• MATERIAL
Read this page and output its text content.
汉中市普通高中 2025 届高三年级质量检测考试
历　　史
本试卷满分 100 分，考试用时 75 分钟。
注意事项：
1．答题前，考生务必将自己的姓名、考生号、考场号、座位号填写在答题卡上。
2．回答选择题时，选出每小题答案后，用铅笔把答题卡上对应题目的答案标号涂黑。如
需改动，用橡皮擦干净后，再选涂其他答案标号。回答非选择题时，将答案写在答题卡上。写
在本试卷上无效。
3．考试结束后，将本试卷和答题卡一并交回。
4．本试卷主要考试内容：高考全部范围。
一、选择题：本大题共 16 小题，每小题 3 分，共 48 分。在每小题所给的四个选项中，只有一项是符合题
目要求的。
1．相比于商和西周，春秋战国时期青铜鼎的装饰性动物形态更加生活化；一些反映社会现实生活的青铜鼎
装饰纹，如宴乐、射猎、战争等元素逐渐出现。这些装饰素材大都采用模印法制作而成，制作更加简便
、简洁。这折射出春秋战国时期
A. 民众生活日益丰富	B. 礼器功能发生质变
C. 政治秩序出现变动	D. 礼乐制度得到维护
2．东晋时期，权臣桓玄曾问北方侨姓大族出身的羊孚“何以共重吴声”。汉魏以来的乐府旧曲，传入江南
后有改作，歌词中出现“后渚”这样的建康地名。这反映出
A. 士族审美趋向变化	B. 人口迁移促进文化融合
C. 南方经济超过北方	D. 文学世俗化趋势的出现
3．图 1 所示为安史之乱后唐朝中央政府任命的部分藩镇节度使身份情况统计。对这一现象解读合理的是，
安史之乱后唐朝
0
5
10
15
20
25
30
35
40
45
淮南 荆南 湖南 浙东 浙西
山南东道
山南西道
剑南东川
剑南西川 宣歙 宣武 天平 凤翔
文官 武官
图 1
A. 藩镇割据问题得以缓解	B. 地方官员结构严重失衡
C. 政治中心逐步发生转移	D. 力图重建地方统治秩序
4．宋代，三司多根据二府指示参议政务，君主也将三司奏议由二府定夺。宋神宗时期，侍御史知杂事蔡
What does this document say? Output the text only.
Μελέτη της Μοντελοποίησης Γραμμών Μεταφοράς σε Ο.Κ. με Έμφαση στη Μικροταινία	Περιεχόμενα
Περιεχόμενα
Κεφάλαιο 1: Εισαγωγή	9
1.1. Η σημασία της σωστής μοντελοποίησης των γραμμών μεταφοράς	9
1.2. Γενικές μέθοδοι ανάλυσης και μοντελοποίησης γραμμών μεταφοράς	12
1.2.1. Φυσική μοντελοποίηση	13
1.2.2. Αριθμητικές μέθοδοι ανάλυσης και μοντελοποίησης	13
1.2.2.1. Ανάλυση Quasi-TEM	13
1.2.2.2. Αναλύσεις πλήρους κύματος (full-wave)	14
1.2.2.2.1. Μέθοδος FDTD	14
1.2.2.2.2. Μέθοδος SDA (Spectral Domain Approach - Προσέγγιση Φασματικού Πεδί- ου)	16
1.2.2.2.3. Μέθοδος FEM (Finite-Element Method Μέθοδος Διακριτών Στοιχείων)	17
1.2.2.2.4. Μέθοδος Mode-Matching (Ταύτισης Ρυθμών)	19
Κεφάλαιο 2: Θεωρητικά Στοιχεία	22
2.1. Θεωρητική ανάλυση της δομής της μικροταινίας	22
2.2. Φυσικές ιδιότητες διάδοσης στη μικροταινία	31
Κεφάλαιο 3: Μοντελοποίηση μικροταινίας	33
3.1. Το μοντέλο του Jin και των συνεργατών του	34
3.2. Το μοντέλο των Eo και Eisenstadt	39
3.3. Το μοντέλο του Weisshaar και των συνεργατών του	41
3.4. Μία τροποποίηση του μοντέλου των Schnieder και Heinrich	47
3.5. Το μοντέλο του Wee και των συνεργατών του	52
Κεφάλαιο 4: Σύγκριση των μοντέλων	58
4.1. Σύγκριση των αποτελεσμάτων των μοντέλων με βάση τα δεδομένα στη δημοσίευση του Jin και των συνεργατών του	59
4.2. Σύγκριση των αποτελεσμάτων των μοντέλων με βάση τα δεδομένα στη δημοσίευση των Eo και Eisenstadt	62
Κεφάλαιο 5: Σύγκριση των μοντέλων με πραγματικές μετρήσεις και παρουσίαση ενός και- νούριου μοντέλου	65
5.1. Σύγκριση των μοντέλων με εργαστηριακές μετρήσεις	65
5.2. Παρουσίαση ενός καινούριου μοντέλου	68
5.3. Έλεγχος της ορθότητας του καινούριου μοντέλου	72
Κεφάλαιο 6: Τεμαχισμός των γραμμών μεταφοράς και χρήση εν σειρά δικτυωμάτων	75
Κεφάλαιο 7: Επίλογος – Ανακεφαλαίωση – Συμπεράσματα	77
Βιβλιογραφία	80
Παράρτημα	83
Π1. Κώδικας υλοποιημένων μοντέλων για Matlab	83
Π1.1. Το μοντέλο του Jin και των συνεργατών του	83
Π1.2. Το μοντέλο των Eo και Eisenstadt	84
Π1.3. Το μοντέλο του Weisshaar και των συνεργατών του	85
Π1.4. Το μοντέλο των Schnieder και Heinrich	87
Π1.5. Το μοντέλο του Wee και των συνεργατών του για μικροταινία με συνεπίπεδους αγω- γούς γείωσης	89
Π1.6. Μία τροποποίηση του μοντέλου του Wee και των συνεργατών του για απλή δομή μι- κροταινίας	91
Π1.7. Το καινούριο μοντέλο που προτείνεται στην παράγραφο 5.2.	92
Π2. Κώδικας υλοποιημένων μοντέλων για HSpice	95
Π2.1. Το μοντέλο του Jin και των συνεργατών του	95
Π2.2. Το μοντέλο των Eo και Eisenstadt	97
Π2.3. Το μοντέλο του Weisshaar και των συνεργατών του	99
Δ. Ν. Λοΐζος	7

• EXERCISE INSTRUCTIONS
Write each line above out exactly.

• FULL SOLUTION
Read this page and output its text content.
汉中市普通高中 2025 届高三年级质量检测考试
历　　史
本试卷满分 100 分，考试用时 75 分钟。
注意事项：
1．答题前，考生务必将自己的姓名、考生号、考场号、座位号填写在答题卡上。
2．回答选择题时，选出每小题答案后，用铅笔把答题卡上对应题目的答案标号涂黑。如
需改动，用橡皮擦干净后，再选涂其他答案标号。回答非选择题时，将答案写在答题卡上。写
在本试卷上无效。
3．考试结束后，将本试卷和答题卡一并交回。
4．本试卷主要考试内容：高考全部范围。
一、选择题：本大题共 16 小题，每小题 3 分，共 48 分。在每小题所给的四个选项中，只有一项是符合题
目要求的。
1．相比于商和西周，春秋战国时期青铜鼎的装饰性动物形态更加生活化；一些反映社会现实生活的青铜鼎
装饰纹，如宴乐、射猎、战争等元素逐渐出现。这些装饰素材大都采用模印法制作而成，制作更加简便
、简洁。这折射出春秋战国时期
A. 民众生活日益丰富	B. 礼器功能发生质变
C. 政治秩序出现变动	D. 礼乐制度得到维护
2．东晋时期，权臣桓玄曾问北方侨姓大族出身的羊孚“何以共重吴声”。汉魏以来的乐府旧曲，传入江南
后有改作，歌词中出现“后渚”这样的建康地名。这反映出
A. 士族审美趋向变化	B. 人口迁移促进文化融合
C. 南方经济超过北方	D. 文学世俗化趋势的出现
3．图 1 所示为安史之乱后唐朝中央政府任命的部分藩镇节度使身份情况统计。对这一现象解读合理的是，
安史之乱后唐朝
0
5
10
15
20
25
30
35
40
45
淮南 荆南 湖南 浙东 浙西
山南东道
山南西道
剑南东川
剑南西川 宣歙 宣武 天平 凤翔
文官 武官
图 1
A. 藩镇割据问题得以缓解	B. 地方官员结构严重失衡
C. 政治中心逐步发生转移	D. 力图重建地方统治秩序
4．宋代，三司多根据二府指示参议政务，君主也将三司奏议由二府定夺。宋神宗时期，侍御史知杂事蔡
What does this document say? Output the text only.
Μελέτη της Μοντελοποίησης Γραμμών Μεταφοράς σε Ο.Κ. με Έμφαση στη Μικροταινία	Περιεχόμενα
Περιεχόμενα
Κεφάλαιο 1: Εισαγωγή	9
1.1. Η σημασία της σωστής μοντελοποίησης των γραμμών μεταφοράς	9
1.2. Γενικές μέθοδοι ανάλυσης και μοντελοποίησης γραμμών μεταφοράς	12
1.2.1. Φυσική μοντελοποίηση	13
1.2.2. Αριθμητικές μέθοδοι ανάλυσης και μοντελοποίησης	13
1.2.2.1. Ανάλυση Quasi-TEM	13
1.2.2.2. Αναλύσεις πλήρους κύματος (full-wave)	14
1.2.2.2.1. Μέθοδος FDTD	14
1.2.2.2.2. Μέθοδος SDA (Spectral Domain Approach - Προσέγγιση Φασματικού Πεδί- ου)	16
1.2.2.2.3. Μέθοδος FEM (Finite-Element Method Μέθοδος Διακριτών Στοιχείων)	17
1.2.2.2.4. Μέθοδος Mode-Matching (Ταύτισης Ρυθμών)	19
Κεφάλαιο 2: Θεωρητικά Στοιχεία	22
2.1. Θεωρητική ανάλυση της δομής της μικροταινίας	22
2.2. Φυσικές ιδιότητες διάδοσης στη μικροταινία	31
Κεφάλαιο 3: Μοντελοποίηση μικροταινίας	33
3.1. Το μοντέλο του Jin και των συνεργατών του	34
3.2. Το μοντέλο των Eo και Eisenstadt	39
3.3. Το μοντέλο του Weisshaar και των συνεργατών του	41
3.4. Μία τροποποίηση του μοντέλου των Schnieder και Heinrich	47
3.5. Το μοντέλο του Wee και των συνεργατών του	52
Κεφάλαιο 4: Σύγκριση των μοντέλων	58
4.1. Σύγκριση των αποτελεσμάτων των μοντέλων με βάση τα δεδομένα στη δημοσίευση του Jin και των συνεργατών του	59
4.2. Σύγκριση των αποτελεσμάτων των μοντέλων με βάση τα δεδομένα στη δημοσίευση των Eo και Eisenstadt	62
Κεφάλαιο 5: Σύγκριση των μοντέλων με πραγματικές μετρήσεις και παρουσίαση ενός και- νούριου μοντέλου	65
5.1. Σύγκριση των μοντέλων με εργαστηριακές μετρήσεις	65
5.2. Παρουσίαση ενός καινούριου μοντέλου	68
5.3. Έλεγχος της ορθότητας του καινούριου μοντέλου	72
Κεφάλαιο 6: Τεμαχισμός των γραμμών μεταφοράς και χρήση εν σειρά δικτυωμάτων	75
Κεφάλαιο 7: Επίλογος – Ανακεφαλαίωση – Συμπεράσματα	77
Βιβλιογραφία	80
Παράρτημα	83
Π1. Κώδικας υλοποιημένων μοντέλων για Matlab	83
Π1.1. Το μοντέλο του Jin και των συνεργατών του	83
Π1.2. Το μοντέλο των Eo και Eisenstadt	84
Π1.3. Το μοντέλο του Weisshaar και των συνεργατών του	85
Π1.4. Το μοντέλο των Schnieder και Heinrich	87
Π1.5. Το μοντέλο του Wee και των συνεργατών του για μικροταινία με συνεπίπεδους αγω- γούς γείωσης	89
Π1.6. Μία τροποποίηση του μοντέλου του Wee και των συνεργατών του για απλή δομή μι- κροταινίας	91
Π1.7. Το καινούριο μοντέλο που προτείνεται στην παράγραφο 5.2.	92
Π2. Κώδικας υλοποιημένων μοντέλων για HSpice	95
Π2.1. Το μοντέλο του Jin και των συνεργατών του	95
Π2.2. Το μοντέλο των Eo και Eisenstadt	97
Π2.3. Το μοντέλο του Weisshaar και των συνεργατών του	99
Δ. Ν. Λοΐζος	7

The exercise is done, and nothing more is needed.